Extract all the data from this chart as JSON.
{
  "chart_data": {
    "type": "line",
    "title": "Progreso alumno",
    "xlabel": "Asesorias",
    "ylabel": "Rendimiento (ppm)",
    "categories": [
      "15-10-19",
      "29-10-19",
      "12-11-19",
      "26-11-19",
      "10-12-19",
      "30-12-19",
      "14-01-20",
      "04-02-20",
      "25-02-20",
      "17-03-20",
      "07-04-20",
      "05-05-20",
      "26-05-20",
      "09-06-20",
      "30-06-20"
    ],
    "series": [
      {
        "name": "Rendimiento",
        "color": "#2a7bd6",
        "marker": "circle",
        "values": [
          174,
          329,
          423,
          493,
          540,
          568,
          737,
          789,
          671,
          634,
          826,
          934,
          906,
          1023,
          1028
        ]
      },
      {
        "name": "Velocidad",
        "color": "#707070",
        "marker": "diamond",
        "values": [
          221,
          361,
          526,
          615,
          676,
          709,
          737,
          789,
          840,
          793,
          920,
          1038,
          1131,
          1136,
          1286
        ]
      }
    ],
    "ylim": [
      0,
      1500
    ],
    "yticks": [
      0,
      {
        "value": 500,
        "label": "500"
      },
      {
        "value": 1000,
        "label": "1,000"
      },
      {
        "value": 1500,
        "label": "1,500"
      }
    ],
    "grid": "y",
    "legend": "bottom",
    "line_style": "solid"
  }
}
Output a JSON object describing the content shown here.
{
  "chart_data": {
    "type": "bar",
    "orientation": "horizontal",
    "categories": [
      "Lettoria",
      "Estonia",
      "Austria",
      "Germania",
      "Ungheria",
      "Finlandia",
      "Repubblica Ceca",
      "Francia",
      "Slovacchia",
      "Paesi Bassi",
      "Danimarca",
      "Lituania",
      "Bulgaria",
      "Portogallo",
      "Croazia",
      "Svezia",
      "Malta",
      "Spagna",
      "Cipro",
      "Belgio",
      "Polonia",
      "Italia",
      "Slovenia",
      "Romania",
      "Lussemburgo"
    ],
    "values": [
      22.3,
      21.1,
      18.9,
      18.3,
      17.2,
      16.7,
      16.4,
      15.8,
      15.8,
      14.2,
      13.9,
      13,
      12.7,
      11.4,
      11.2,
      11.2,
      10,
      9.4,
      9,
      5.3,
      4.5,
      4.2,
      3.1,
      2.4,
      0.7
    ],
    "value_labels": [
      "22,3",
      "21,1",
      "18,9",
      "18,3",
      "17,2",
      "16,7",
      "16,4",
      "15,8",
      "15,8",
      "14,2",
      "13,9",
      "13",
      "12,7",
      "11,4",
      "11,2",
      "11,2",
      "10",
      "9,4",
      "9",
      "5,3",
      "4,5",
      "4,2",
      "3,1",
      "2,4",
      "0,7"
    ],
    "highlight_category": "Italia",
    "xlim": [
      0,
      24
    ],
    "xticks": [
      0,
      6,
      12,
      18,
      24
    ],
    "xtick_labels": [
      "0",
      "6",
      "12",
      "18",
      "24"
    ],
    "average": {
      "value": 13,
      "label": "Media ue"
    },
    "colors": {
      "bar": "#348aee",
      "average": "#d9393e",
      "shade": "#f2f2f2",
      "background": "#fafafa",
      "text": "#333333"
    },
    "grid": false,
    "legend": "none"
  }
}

※ ※ ※

## Exercise
Each line of the material should be echoed exactly.

## Solved exercise
Extract all the data from this chart as JSON.
{
  "chart_data": {
    "type": "line",
    "title": "Progreso alumno",
    "xlabel": "Asesorias",
    "ylabel": "Rendimiento (ppm)",
    "categories": [
      "15-10-19",
      "29-10-19",
      "12-11-19",
      "26-11-19",
      "10-12-19",
      "30-12-19",
      "14-01-20",
      "04-02-20",
      "25-02-20",
      "17-03-20",
      "07-04-20",
      "05-05-20",
      "26-05-20",
      "09-06-20",
      "30-06-20"
    ],
    "series": [
      {
        "name": "Rendimiento",
        "color": "#2a7bd6",
        "marker": "circle",
        "values": [
          174,
          329,
          423,
          493,
          540,
          568,
          737,
          789,
          671,
          634,
          826,
          934,
          906,
          1023,
          1028
        ]
      },
      {
        "name": "Velocidad",
        "color": "#707070",
        "marker": "diamond",
        "values": [
          221,
          361,
          526,
          615,
          676,
          709,
          737,
          789,
          840,
          793,
          920,
          1038,
          1131,
          1136,
          1286
        ]
      }
    ],
    "ylim": [
      0,
      1500
    ],
    "yticks": [
      0,
      {
        "value": 500,
        "label": "500"
      },
      {
        "value": 1000,
        "label": "1,000"
      },
      {
        "value": 1500,
        "label": "1,500"
      }
    ],
    "grid": "y",
    "legend": "bottom",
    "line_style": "solid"
  }
}
Output a JSON object describing the content shown here.
{
  "chart_data": {
    "type": "bar",
    "orientation": "horizontal",
    "categories": [
      "Lettoria",
      "Estonia",
      "Austria",
      "Germania",
      "Ungheria",
      "Finlandia",
      "Repubblica Ceca",
      "Francia",
      "Slovacchia",
      "Paesi Bassi",
      "Danimarca",
      "Lituania",
      "Bulgaria",
      "Portogallo",
      "Croazia",
      "Svezia",
      "Malta",
      "Spagna",
      "Cipro",
      "Belgio",
      "Polonia",
      "Italia",
      "Slovenia",
      "Romania",
      "Lussemburgo"
    ],
    "values": [
      22.3,
      21.1,
      18.9,
      18.3,
      17.2,
      16.7,
      16.4,
      15.8,
      15.8,
      14.2,
      13.9,
      13,
      12.7,
      11.4,
      11.2,
      11.2,
      10,
      9.4,
      9,
      5.3,
      4.5,
      4.2,
      3.1,
      2.4,
      0.7
    ],
    "value_labels": [
      "22,3",
      "21,1",
      "18,9",
      "18,3",
      "17,2",
      "16,7",
      "16,4",
      "15,8",
      "15,8",
      "14,2",
      "13,9",
      "13",
      "12,7",
      "11,4",
      "11,2",
      "11,2",
      "10",
      "9,4",
      "9",
      "5,3",
      "4,5",
      "4,2",
      "3,1",
      "2,4",
      "0,7"
    ],
    "highlight_category": "Italia",
    "xlim": [
      0,
      24
    ],
    "xticks": [
      0,
      6,
      12,
      18,
      24
    ],
    "xtick_labels": [
      "0",
      "6",
      "12",
      "18",
      "24"
    ],
    "average": {
      "value": 13,
      "label": "Media ue"
    },
    "colors": {
      "bar": "#348aee",
      "average": "#d9393e",
      "shade": "#f2f2f2",
      "background": "#fafafa",
      "text": "#333333"
    },
    "grid": false,
    "legend": "none"
  }
}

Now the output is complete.